• _Prompt_: Find every line in the records below that holds the word "Gross", and copy each one.

····················

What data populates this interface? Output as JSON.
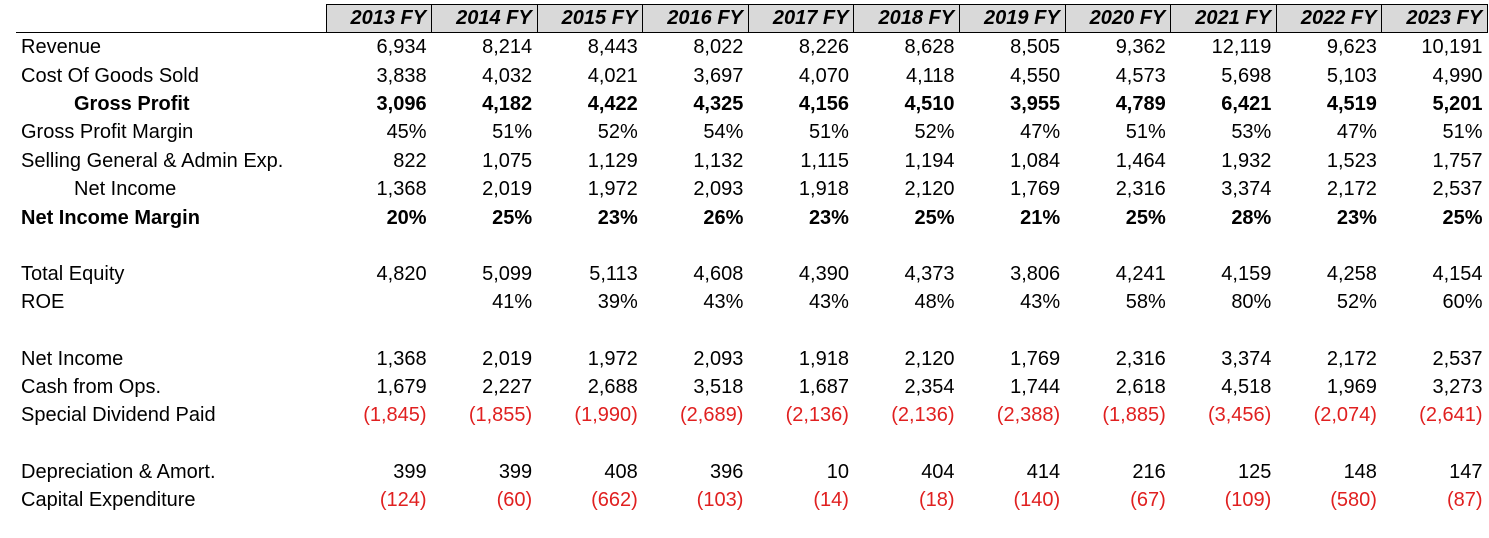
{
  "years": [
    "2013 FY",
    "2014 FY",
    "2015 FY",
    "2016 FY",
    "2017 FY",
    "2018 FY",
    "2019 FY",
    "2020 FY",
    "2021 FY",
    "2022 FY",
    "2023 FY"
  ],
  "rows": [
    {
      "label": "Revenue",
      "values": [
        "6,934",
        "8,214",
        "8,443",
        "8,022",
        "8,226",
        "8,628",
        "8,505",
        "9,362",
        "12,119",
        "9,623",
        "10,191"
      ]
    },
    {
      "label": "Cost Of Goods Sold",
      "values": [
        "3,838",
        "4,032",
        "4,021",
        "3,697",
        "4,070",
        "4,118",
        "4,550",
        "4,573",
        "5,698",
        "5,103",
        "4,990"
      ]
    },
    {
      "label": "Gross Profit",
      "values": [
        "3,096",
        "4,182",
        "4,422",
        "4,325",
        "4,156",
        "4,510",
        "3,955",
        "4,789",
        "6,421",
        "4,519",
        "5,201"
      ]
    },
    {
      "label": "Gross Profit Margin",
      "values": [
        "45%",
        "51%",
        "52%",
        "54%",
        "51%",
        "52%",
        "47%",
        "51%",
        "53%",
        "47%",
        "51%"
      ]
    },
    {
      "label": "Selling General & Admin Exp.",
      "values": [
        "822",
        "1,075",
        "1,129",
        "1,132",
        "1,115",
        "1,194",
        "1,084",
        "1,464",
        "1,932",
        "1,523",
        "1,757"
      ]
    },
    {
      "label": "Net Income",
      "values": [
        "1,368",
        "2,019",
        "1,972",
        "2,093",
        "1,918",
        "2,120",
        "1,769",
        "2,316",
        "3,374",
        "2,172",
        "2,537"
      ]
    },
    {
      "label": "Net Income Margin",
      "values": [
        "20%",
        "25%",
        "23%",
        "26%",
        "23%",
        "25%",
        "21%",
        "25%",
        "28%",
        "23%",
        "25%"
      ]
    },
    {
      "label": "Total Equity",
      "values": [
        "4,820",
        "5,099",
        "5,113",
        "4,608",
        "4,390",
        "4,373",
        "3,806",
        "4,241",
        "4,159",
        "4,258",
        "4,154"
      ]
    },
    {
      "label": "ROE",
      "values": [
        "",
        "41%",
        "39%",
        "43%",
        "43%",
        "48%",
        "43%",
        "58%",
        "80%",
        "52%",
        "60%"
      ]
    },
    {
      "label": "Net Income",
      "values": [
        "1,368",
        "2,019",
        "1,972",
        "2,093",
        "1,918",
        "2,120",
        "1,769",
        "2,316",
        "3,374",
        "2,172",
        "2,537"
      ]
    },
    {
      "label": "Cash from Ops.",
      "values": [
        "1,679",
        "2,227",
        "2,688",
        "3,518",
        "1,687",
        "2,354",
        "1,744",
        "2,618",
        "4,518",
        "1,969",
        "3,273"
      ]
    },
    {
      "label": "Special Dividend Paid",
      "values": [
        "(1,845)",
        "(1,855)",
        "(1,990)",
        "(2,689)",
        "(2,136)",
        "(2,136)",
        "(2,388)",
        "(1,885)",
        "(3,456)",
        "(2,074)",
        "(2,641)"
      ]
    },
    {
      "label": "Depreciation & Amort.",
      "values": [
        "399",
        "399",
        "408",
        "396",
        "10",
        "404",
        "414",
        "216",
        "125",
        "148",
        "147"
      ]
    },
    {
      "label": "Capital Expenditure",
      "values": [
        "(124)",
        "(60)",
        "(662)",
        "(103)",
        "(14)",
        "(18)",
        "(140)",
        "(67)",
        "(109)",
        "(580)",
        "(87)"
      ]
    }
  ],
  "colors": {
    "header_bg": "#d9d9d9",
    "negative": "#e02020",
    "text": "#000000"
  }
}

····················

• _Written answer_:
      "label": "Gross Profit",
      "label": "Gross Profit Margin",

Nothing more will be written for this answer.